As the City of Ottawa contemplates installing Closed Circuit Television cameras in the Byward Market, Capital Current takes a look at some of the pros and cons of the proposed plan.
Ottawa Mayor Jim Watson sparked a debate in the summer when he raised the possibility of installing the cameras in the Market, which has seen an increase in crime. The mayor issued a memo on CCTV after a fatal shooting in April outside the Barefax Gentleman’s club.
The CCTV cameras could be linked together, could follow any individual or vehicle and would be able to detect gunshots and send instant alarms at any sign of suspicious activity.
But while the cameras would be useful for investigative purposes, there is no evidence that their use deters violent crime, a report by the U.K.’s College of Policing says.
Jeffrey Monaghan, an associate professor at Carleton University’s Institute of Criminology and Criminal Studies, says this probably explains part of the opposition to CCTV.

A run of records
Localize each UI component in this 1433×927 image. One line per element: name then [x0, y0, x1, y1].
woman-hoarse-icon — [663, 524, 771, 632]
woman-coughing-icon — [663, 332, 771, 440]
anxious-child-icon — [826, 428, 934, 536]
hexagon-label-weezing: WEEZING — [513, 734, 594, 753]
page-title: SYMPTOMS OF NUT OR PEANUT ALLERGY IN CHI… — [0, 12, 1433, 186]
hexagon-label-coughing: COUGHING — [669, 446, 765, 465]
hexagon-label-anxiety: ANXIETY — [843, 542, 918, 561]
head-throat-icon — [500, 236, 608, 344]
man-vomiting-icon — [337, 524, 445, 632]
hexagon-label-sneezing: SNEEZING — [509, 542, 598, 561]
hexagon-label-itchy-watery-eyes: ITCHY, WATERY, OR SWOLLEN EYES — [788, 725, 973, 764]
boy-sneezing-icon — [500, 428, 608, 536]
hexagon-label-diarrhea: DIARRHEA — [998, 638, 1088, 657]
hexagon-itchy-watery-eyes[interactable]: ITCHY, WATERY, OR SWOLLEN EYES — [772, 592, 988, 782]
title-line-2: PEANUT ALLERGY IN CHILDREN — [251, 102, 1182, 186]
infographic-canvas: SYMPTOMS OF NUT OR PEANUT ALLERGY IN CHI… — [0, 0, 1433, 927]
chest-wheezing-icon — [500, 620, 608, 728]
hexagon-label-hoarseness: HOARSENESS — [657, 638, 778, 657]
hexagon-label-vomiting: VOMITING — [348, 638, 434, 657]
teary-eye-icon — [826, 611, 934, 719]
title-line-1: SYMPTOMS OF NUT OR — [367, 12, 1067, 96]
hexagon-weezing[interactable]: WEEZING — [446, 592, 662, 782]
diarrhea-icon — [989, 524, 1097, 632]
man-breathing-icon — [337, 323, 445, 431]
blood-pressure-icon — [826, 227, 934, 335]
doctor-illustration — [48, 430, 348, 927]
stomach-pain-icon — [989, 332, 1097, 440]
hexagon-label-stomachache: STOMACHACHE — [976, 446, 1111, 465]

- Parts of the exercise
1) In the article about proposed CCTV cameras in the Byward Market, what event led Mayor Jim Watson to issue his memo on CCTV?
2) Continue the article about CCTV cameras in Ottawa's Byward Market from its last sentence.

- Responses
1) A fatal shooting in April outside the Barefax Gentleman's club.

2)
“There’s a whole bunch of literature that actually says that people kind of unreflexively do support CCTV, even though it does not work,” said Monaghan. (Watson’s memo refers to the objective of increasing “the perception of safety.”)
Monaghan discusses the impact CCTV camera have on crime.
CCTV in the Byward Market: The Pros
Assuming CCTV cameras would not reduce crime, the footage could be useful to police as an investigative tool. One of the objectives outlined by Watson was to “use camera images as evidence to identify suspects involved in criminal activities.”
In a CCTV pilot project in Toronto, Insp. Joe Matthews — a member of the city’s integrated gun and gang task force — told Global News that the cameras could prove helpful with investigations.
In the U.K., London’s Metropolitan Police claimed in 2010 that CCTV cameras helped the force solve six crimes a day on average. And a recent study in Australia found that “[t]imely access to CCTV footage for criminal investigations is associated with increased clearance rates for crimes on the (New South Wales) rail network.”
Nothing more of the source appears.